[Your goal]
Make a verbatim copy of the entries below; pictures stay out.

──────── Supplied information

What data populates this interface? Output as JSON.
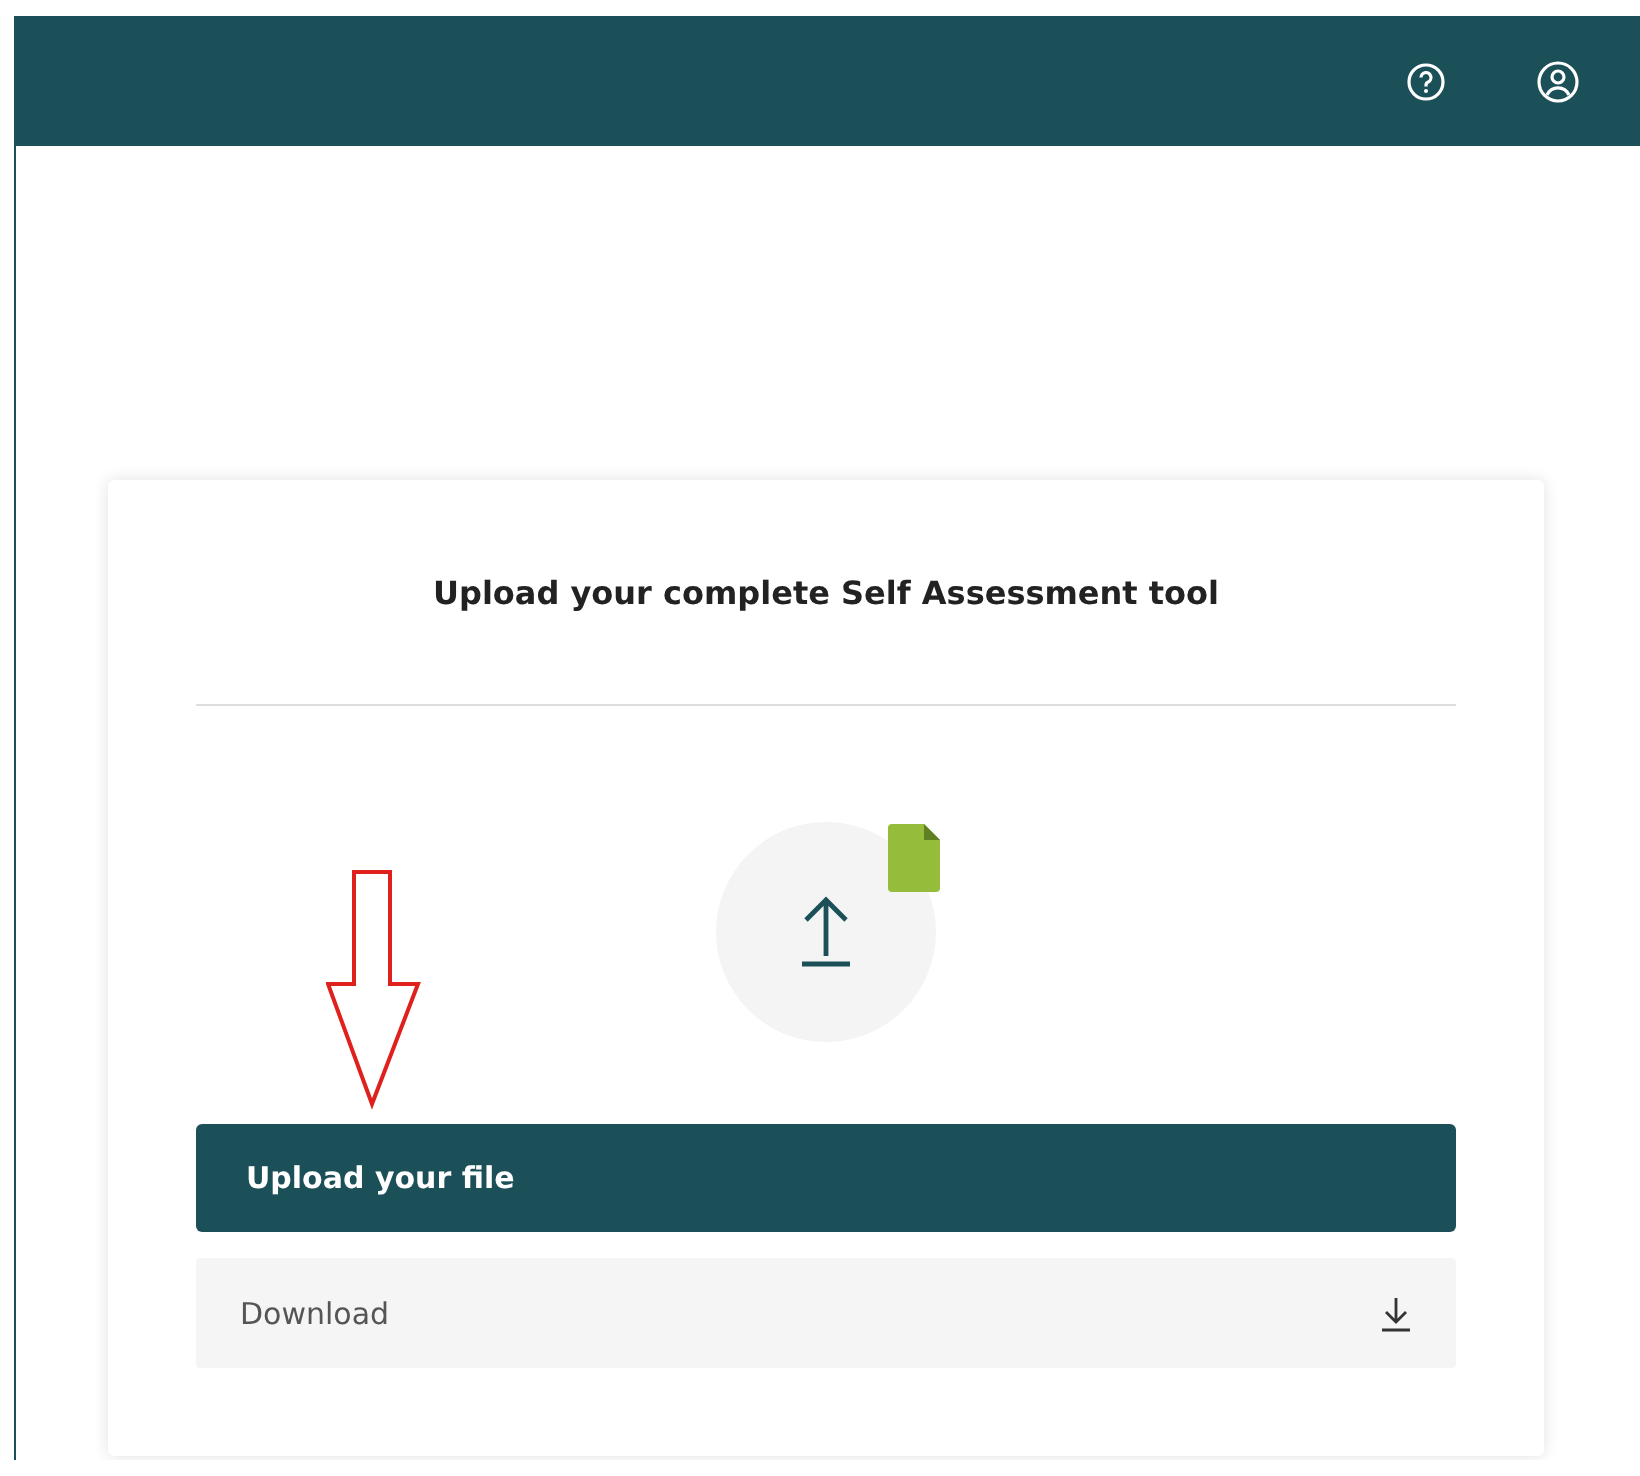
{
  "header": {
    "actions": [
      {
        "kind": "help"
      },
      {
        "kind": "account"
      }
    ]
  },
  "card": {
    "title": "Upload your complete Self Assessment tool",
    "upload_button": {
      "label": "Upload your file"
    },
    "download": {
      "label": "Download"
    }
  }
}
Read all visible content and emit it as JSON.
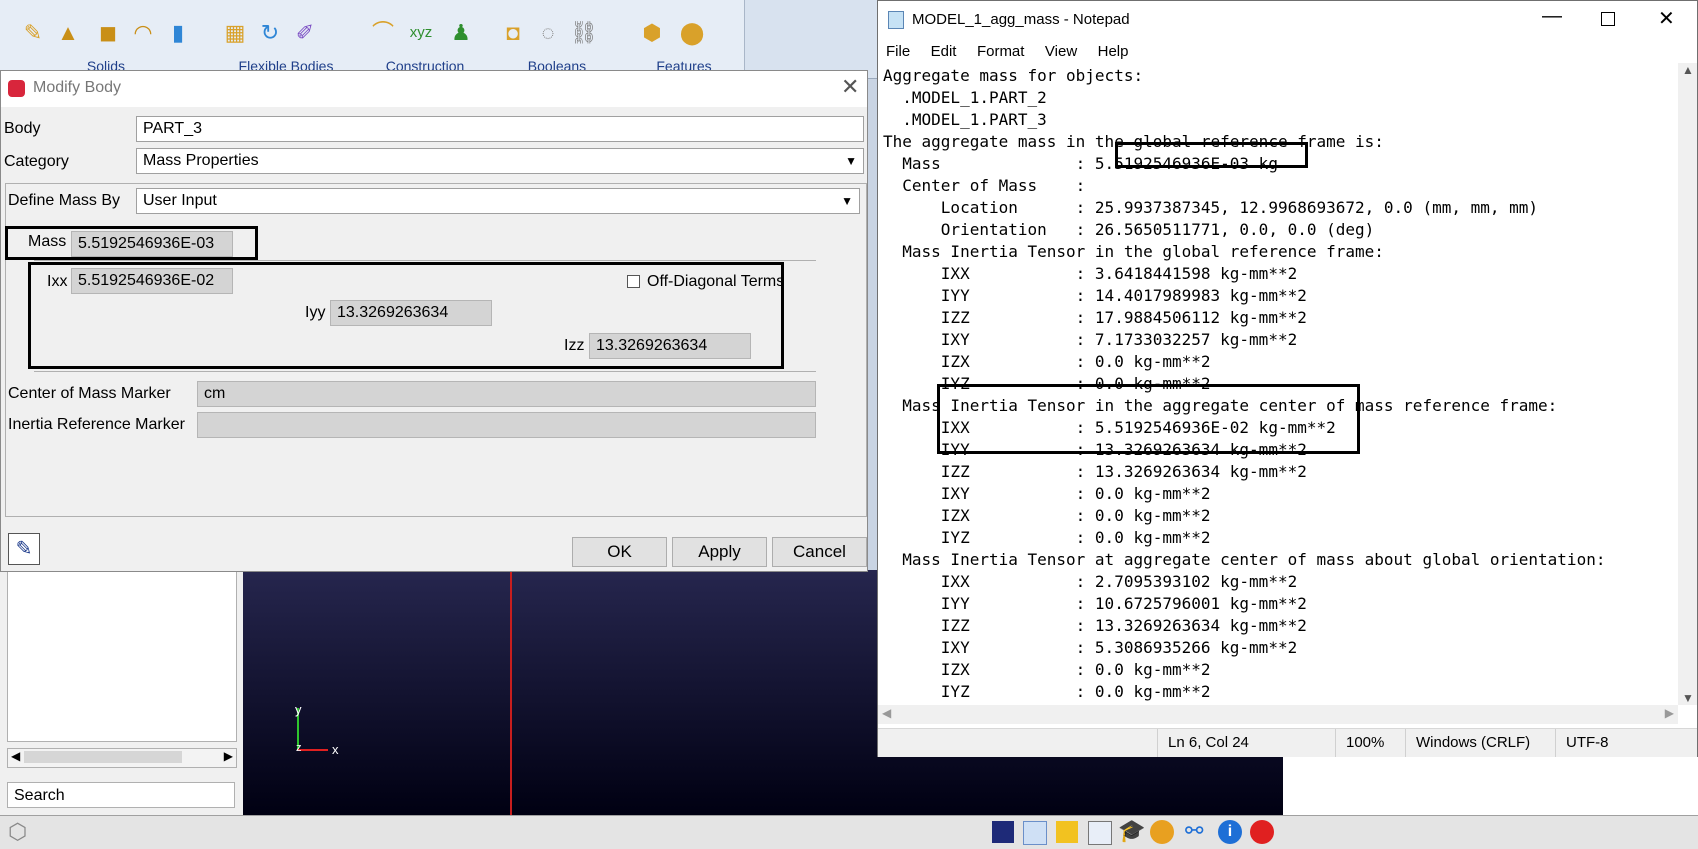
{
  "ribbon": {
    "groups": [
      "Solids",
      "Flexible Bodies",
      "Construction",
      "Booleans",
      "Features"
    ]
  },
  "dialog": {
    "title": "Modify Body",
    "body_label": "Body",
    "body_value": "PART_3",
    "category_label": "Category",
    "category_value": "Mass Properties",
    "define_mass_label": "Define Mass By",
    "define_mass_value": "User Input",
    "mass_label": "Mass",
    "mass_value": "5.5192546936E-03",
    "ixx_label": "Ixx",
    "ixx_value": "5.5192546936E-02",
    "iyy_label": "Iyy",
    "iyy_value": "13.3269263634",
    "izz_label": "Izz",
    "izz_value": "13.3269263634",
    "off_diagonal_label": "Off-Diagonal Terms",
    "com_marker_label": "Center of Mass Marker",
    "com_marker_value": "cm",
    "inertia_marker_label": "Inertia Reference Marker",
    "inertia_marker_value": "",
    "ok_label": "OK",
    "apply_label": "Apply",
    "cancel_label": "Cancel"
  },
  "left_panel": {
    "search_label": "Search"
  },
  "viewport": {
    "axis_y": "y",
    "axis_x": "x",
    "axis_z": "z"
  },
  "notepad": {
    "title": "MODEL_1_agg_mass - Notepad",
    "menu": [
      "File",
      "Edit",
      "Format",
      "View",
      "Help"
    ],
    "lines": [
      "Aggregate mass for objects:",
      "  .MODEL_1.PART_2",
      "  .MODEL_1.PART_3",
      "The aggregate mass in the global reference frame is:",
      "  Mass              : 5.5192546936E-03 kg",
      "  Center of Mass    :",
      "      Location      : 25.9937387345, 12.9968693672, 0.0 (mm, mm, mm)",
      "      Orientation   : 26.5650511771, 0.0, 0.0 (deg)",
      "  Mass Inertia Tensor in the global reference frame:",
      "      IXX           : 3.6418441598 kg-mm**2",
      "      IYY           : 14.4017989983 kg-mm**2",
      "      IZZ           : 17.9884506112 kg-mm**2",
      "      IXY           : 7.1733032257 kg-mm**2",
      "      IZX           : 0.0 kg-mm**2",
      "      IYZ           : 0.0 kg-mm**2",
      "  Mass Inertia Tensor in the aggregate center of mass reference frame:",
      "      IXX           : 5.5192546936E-02 kg-mm**2",
      "      IYY           : 13.3269263634 kg-mm**2",
      "      IZZ           : 13.3269263634 kg-mm**2",
      "      IXY           : 0.0 kg-mm**2",
      "      IZX           : 0.0 kg-mm**2",
      "      IYZ           : 0.0 kg-mm**2",
      "  Mass Inertia Tensor at aggregate center of mass about global orientation:",
      "      IXX           : 2.7095393102 kg-mm**2",
      "      IYY           : 10.6725796001 kg-mm**2",
      "      IZZ           : 13.3269263634 kg-mm**2",
      "      IXY           : 5.3086935266 kg-mm**2",
      "      IZX           : 0.0 kg-mm**2",
      "      IYZ           : 0.0 kg-mm**2"
    ],
    "status": {
      "position": "Ln 6, Col 24",
      "zoom": "100%",
      "line_ending": "Windows (CRLF)",
      "encoding": "UTF-8"
    }
  }
}
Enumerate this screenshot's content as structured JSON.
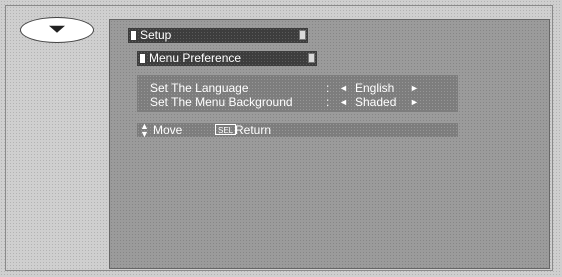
{
  "nav": {
    "icon": "chevron-down-icon"
  },
  "setup": {
    "title": "Setup"
  },
  "menu_preference": {
    "title": "Menu Preference"
  },
  "options": [
    {
      "label": "Set The Language",
      "separator": ":",
      "value": "English"
    },
    {
      "label": "Set The Menu Background",
      "separator": ":",
      "value": "Shaded"
    }
  ],
  "footer": {
    "move_label": "Move",
    "sel_icon_text": "SEL",
    "return_label": "Return"
  },
  "glyphs": {
    "left": "◄",
    "right": "►",
    "updown": "▲▼",
    "end": "▲"
  }
}
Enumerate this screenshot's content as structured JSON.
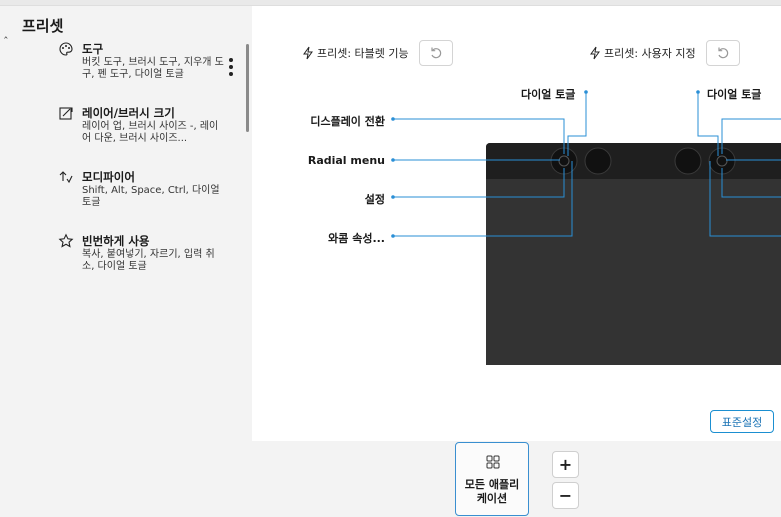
{
  "sidebar": {
    "section_title": "프리셋",
    "presets": [
      {
        "icon": "palette-icon",
        "title": "도구",
        "desc": "버킷 도구, 브러시 도구, 지우개 도구, 펜 도구, 다이얼 토글"
      },
      {
        "icon": "resize-brush-icon",
        "title": "레이어/브러시 크기",
        "desc": "레이어 업, 브러시 사이즈 -, 레이어 다운, 브러시 사이즈..."
      },
      {
        "icon": "modifier-keys-icon",
        "title": "모디파이어",
        "desc": "Shift, Alt, Space, Ctrl, 다이얼 토글"
      },
      {
        "icon": "star-icon",
        "title": "빈번하게 사용",
        "desc": "복사, 붙여넣기, 자르기, 입력 취소, 다이얼 토글"
      }
    ]
  },
  "panel": {
    "preset_tablet": "프리셋: 타블렛 기능",
    "preset_custom": "프리셋: 사용자 지정",
    "labels": {
      "dial_toggle_left": "다이얼 토글",
      "dial_toggle_right": "다이얼 토글",
      "display_toggle": "디스플레이 전환",
      "radial_menu": "Radial menu",
      "settings": "설정",
      "wacom_props": "와콤 속성..."
    },
    "default_button": "표준설정"
  },
  "bottom": {
    "all_apps_line1": "모든 애플리",
    "all_apps_line2": "케이션",
    "zoom_in": "+",
    "zoom_out": "−"
  },
  "colors": {
    "accent": "#1b8fd1",
    "callout": "#2a8fd6",
    "tablet": "#2a2a2a"
  }
}
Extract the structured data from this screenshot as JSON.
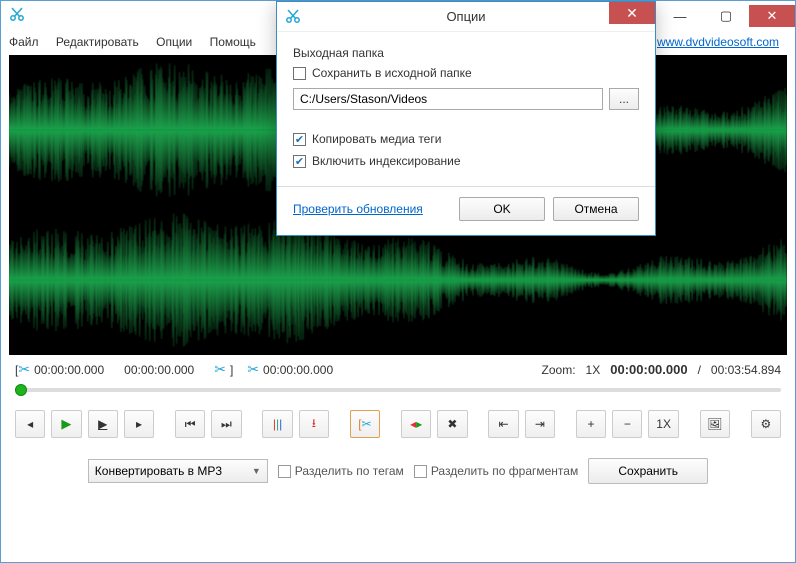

────────────────

[Answer to the exercise]
What data populates this interface? Output as JSON.
{
  "header": {
    "actions": [
      {
        "kind": "help"
      },
      {
        "kind": "account"
      }
    ]
  },
  "card": {
    "title": "Upload your complete Self Assessment tool",
    "upload_button": {
      "label": "Upload your file"
    },
    "download": {
      "label": "Download"
    }
  }
}
Read all visible content and emit it as JSON.
{
  "ribbon": {
    "groups": [
      "Solids",
      "Flexible Bodies",
      "Construction",
      "Booleans",
      "Features"
    ]
  },
  "dialog": {
    "title": "Modify Body",
    "body_label": "Body",
    "body_value": "PART_3",
    "category_label": "Category",
    "category_value": "Mass Properties",
    "define_mass_label": "Define Mass By",
    "define_mass_value": "User Input",
    "mass_label": "Mass",
    "mass_value": "5.5192546936E-03",
    "ixx_label": "Ixx",
    "ixx_value": "5.5192546936E-02",
    "iyy_label": "Iyy",
    "iyy_value": "13.3269263634",
    "izz_label": "Izz",
    "izz_value": "13.3269263634",
    "off_diagonal_label": "Off-Diagonal Terms",
    "com_marker_label": "Center of Mass Marker",
    "com_marker_value": "cm",
    "inertia_marker_label": "Inertia Reference Marker",
    "inertia_marker_value": "",
    "ok_label": "OK",
    "apply_label": "Apply",
    "cancel_label": "Cancel"
  },
  "left_panel": {
    "search_label": "Search"
  },
  "viewport": {
    "axis_y": "y",
    "axis_x": "x",
    "axis_z": "z"
  },
  "notepad": {
    "title": "MODEL_1_agg_mass - Notepad",
    "menu": [
      "File",
      "Edit",
      "Format",
      "View",
      "Help"
    ],
    "lines": [
      "Aggregate mass for objects:",
      "  .MODEL_1.PART_2",
      "  .MODEL_1.PART_3",
      "The aggregate mass in the global reference frame is:",
      "  Mass              : 5.5192546936E-03 kg",
      "  Center of Mass    :",
      "      Location      : 25.9937387345, 12.9968693672, 0.0 (mm, mm, mm)",
      "      Orientation   : 26.5650511771, 0.0, 0.0 (deg)",
      "  Mass Inertia Tensor in the global reference frame:",
      "      IXX           : 3.6418441598 kg-mm**2",
      "      IYY           : 14.4017989983 kg-mm**2",
      "      IZZ           : 17.9884506112 kg-mm**2",
      "      IXY           : 7.1733032257 kg-mm**2",
      "      IZX           : 0.0 kg-mm**2",
      "      IYZ           : 0.0 kg-mm**2",
      "  Mass Inertia Tensor in the aggregate center of mass reference frame:",
      "      IXX           : 5.5192546936E-02 kg-mm**2",
      "      IYY           : 13.3269263634 kg-mm**2",
      "      IZZ           : 13.3269263634 kg-mm**2",
      "      IXY           : 0.0 kg-mm**2",
      "      IZX           : 0.0 kg-mm**2",
      "      IYZ           : 0.0 kg-mm**2",
      "  Mass Inertia Tensor at aggregate center of mass about global orientation:",
      "      IXX           : 2.7095393102 kg-mm**2",
      "      IYY           : 10.6725796001 kg-mm**2",
      "      IZZ           : 13.3269263634 kg-mm**2",
      "      IXY           : 5.3086935266 kg-mm**2",
      "      IZX           : 0.0 kg-mm**2",
      "      IYZ           : 0.0 kg-mm**2"
    ],
    "status": {
      "position": "Ln 6, Col 24",
      "zoom": "100%",
      "line_ending": "Windows (CRLF)",
      "encoding": "UTF-8"
    }
  }
}
Enumerate this screenshot's content as structured JSON.
{
  "nav": {
    "icon": "chevron-down-icon"
  },
  "setup": {
    "title": "Setup"
  },
  "menu_preference": {
    "title": "Menu Preference"
  },
  "options": [
    {
      "label": "Set The Language",
      "separator": ":",
      "value": "English"
    },
    {
      "label": "Set The Menu Background",
      "separator": ":",
      "value": "Shaded"
    }
  ],
  "footer": {
    "move_label": "Move",
    "sel_icon_text": "SEL",
    "return_label": "Return"
  },
  "glyphs": {
    "left": "◄",
    "right": "►",
    "updown": "▲▼",
    "end": "▲"
  }
}
Enumerate this screenshot's content as structured JSON.
{
  "sidebar": {
    "section_title": "프리셋",
    "presets": [
      {
        "icon": "palette-icon",
        "title": "도구",
        "desc": "버킷 도구, 브러시 도구, 지우개 도구, 펜 도구, 다이얼 토글"
      },
      {
        "icon": "resize-brush-icon",
        "title": "레이어/브러시 크기",
        "desc": "레이어 업, 브러시 사이즈 -, 레이어 다운, 브러시 사이즈..."
      },
      {
        "icon": "modifier-keys-icon",
        "title": "모디파이어",
        "desc": "Shift, Alt, Space, Ctrl, 다이얼 토글"
      },
      {
        "icon": "star-icon",
        "title": "빈번하게 사용",
        "desc": "복사, 붙여넣기, 자르기, 입력 취소, 다이얼 토글"
      }
    ]
  },
  "panel": {
    "preset_tablet": "프리셋: 타블렛 기능",
    "preset_custom": "프리셋: 사용자 지정",
    "labels": {
      "dial_toggle_left": "다이얼 토글",
      "dial_toggle_right": "다이얼 토글",
      "display_toggle": "디스플레이 전환",
      "radial_menu": "Radial menu",
      "settings": "설정",
      "wacom_props": "와콤 속성..."
    },
    "default_button": "표준설정"
  },
  "bottom": {
    "all_apps_line1": "모든 애플리",
    "all_apps_line2": "케이션",
    "zoom_in": "+",
    "zoom_out": "−"
  },
  "colors": {
    "accent": "#1b8fd1",
    "callout": "#2a8fd6",
    "tablet": "#2a2a2a"
  }
}
Extract the structured data from this screenshot as JSON.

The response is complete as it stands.